↓

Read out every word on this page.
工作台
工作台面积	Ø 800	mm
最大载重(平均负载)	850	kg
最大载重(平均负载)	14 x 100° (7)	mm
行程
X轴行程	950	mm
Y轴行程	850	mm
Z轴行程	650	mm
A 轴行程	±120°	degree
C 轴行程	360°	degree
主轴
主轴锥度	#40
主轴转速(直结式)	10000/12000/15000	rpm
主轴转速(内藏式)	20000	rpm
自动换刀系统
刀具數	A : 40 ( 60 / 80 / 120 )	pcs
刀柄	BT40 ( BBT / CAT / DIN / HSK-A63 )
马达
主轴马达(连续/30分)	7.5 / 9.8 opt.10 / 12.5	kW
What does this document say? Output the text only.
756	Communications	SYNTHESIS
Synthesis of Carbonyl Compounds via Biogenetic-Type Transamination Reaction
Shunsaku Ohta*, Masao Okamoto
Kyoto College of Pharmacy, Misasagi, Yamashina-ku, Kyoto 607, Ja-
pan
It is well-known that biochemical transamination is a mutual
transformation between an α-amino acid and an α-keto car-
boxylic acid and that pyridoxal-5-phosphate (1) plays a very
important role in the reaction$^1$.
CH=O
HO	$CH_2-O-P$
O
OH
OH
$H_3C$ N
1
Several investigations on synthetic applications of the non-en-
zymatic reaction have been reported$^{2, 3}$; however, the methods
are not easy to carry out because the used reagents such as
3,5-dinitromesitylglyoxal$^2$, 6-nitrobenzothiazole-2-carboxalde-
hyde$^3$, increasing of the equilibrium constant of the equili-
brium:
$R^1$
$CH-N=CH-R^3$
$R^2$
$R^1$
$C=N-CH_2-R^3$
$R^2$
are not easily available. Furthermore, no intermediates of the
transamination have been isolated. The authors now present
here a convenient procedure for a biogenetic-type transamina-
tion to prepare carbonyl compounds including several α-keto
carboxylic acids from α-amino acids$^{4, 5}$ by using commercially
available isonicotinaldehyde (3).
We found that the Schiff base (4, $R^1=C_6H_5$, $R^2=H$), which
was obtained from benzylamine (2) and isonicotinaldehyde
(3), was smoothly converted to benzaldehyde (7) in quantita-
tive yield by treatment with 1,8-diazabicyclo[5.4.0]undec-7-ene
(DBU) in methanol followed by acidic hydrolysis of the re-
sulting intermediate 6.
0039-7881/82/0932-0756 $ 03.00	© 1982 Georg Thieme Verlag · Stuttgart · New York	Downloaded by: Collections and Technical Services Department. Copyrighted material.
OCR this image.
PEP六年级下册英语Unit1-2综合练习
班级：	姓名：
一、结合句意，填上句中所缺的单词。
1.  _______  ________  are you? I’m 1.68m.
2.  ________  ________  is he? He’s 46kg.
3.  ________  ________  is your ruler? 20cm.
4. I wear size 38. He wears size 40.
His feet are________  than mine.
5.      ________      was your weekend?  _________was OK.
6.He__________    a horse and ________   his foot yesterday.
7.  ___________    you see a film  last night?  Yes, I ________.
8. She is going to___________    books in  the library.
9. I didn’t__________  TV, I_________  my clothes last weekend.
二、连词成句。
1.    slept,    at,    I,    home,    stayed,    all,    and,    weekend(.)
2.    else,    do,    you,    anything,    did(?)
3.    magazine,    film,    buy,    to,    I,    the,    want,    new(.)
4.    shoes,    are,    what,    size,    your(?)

↑

- [Task description] Check all the records above and select each line where the string "film" is found.

- [Solution to this task]
7.  ___________    you see a film  last night?  Yes, I ________.
3.    magazine,    film,    buy,    to,    I,    the,    want,    new(.)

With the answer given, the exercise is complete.